WHAT TO DO ::
Among the following entries, count the lines that contain "EStG" and report only the result.

— begin LISTED RECORDS —

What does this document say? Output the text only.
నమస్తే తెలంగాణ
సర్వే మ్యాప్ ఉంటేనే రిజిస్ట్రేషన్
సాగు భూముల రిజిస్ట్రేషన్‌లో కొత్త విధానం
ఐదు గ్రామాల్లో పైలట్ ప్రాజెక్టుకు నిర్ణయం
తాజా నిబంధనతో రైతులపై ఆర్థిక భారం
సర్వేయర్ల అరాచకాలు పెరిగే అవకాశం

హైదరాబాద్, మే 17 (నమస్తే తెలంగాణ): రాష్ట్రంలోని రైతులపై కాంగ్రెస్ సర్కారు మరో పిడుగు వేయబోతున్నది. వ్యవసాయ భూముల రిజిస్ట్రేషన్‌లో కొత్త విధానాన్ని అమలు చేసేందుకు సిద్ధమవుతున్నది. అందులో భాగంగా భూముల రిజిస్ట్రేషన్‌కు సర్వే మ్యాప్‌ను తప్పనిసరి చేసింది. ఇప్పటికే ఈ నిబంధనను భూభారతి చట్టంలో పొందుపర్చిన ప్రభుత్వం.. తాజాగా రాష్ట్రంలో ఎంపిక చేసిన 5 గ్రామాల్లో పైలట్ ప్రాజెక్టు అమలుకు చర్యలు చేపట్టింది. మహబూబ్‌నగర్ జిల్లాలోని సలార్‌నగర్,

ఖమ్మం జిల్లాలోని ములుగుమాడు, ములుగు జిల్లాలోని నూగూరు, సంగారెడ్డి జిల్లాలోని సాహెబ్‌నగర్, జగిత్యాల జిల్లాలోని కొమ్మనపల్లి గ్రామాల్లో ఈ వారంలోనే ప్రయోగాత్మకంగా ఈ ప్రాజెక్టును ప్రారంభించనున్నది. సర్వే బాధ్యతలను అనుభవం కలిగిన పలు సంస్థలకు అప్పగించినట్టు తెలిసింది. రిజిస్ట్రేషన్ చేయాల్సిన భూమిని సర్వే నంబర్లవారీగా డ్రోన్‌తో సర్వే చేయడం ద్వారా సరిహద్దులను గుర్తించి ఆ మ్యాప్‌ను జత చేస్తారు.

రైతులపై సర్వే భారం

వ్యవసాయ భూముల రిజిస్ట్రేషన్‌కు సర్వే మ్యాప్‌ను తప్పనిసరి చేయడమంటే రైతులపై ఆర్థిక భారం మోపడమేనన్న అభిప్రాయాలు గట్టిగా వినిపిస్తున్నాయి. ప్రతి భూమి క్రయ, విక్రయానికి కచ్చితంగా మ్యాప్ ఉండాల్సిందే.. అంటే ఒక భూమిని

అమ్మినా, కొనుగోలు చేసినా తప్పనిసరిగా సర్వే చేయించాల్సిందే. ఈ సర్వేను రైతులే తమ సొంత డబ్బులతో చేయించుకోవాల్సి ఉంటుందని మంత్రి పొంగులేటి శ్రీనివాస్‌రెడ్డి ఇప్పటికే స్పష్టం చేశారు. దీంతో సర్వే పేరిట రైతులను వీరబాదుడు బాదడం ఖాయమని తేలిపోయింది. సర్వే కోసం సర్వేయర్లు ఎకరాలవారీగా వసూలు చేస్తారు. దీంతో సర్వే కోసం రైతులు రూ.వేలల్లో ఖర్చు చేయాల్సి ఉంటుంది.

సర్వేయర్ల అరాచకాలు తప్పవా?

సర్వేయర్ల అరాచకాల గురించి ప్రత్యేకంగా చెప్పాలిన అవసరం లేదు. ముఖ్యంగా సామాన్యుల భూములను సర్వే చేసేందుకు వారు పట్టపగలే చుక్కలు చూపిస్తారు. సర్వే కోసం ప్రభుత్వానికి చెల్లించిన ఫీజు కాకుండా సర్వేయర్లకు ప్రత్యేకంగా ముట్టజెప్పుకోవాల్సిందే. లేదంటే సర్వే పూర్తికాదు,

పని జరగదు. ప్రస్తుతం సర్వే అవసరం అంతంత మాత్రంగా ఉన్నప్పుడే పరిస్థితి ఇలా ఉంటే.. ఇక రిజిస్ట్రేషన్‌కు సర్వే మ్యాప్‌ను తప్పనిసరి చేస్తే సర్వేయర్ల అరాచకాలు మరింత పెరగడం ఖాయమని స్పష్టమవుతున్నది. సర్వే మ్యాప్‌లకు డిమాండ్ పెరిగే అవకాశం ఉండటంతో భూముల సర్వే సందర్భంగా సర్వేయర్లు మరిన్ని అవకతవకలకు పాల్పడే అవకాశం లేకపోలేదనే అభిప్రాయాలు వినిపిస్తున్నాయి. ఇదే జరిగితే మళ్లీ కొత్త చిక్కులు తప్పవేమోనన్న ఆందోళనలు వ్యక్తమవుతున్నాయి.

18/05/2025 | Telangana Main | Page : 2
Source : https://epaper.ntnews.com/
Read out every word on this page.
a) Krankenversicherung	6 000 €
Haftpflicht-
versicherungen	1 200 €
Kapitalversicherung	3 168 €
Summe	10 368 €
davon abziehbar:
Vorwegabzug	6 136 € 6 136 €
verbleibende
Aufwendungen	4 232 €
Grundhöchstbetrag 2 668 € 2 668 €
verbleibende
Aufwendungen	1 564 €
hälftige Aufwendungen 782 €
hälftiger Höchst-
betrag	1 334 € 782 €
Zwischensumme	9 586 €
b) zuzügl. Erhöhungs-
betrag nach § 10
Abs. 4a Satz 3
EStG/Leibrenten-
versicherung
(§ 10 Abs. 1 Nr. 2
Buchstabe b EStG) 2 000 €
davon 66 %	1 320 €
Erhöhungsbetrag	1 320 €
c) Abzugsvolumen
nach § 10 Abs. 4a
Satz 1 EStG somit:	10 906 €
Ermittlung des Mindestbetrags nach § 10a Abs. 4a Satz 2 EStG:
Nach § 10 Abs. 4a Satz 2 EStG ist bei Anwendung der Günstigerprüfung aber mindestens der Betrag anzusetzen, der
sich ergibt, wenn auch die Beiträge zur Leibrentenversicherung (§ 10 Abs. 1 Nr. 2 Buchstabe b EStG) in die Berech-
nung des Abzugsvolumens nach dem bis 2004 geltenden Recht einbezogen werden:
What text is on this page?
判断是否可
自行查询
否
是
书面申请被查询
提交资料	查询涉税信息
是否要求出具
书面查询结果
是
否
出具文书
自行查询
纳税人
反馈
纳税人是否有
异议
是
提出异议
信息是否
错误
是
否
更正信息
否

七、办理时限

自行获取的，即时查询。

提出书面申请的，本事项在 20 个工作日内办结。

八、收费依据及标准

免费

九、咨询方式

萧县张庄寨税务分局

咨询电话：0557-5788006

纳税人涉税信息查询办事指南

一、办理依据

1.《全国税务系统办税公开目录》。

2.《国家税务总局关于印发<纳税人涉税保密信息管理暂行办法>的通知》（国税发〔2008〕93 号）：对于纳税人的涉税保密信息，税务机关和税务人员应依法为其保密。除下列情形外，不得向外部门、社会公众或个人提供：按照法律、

— end LISTED RECORDS —

RIGHT ANSWER ::
6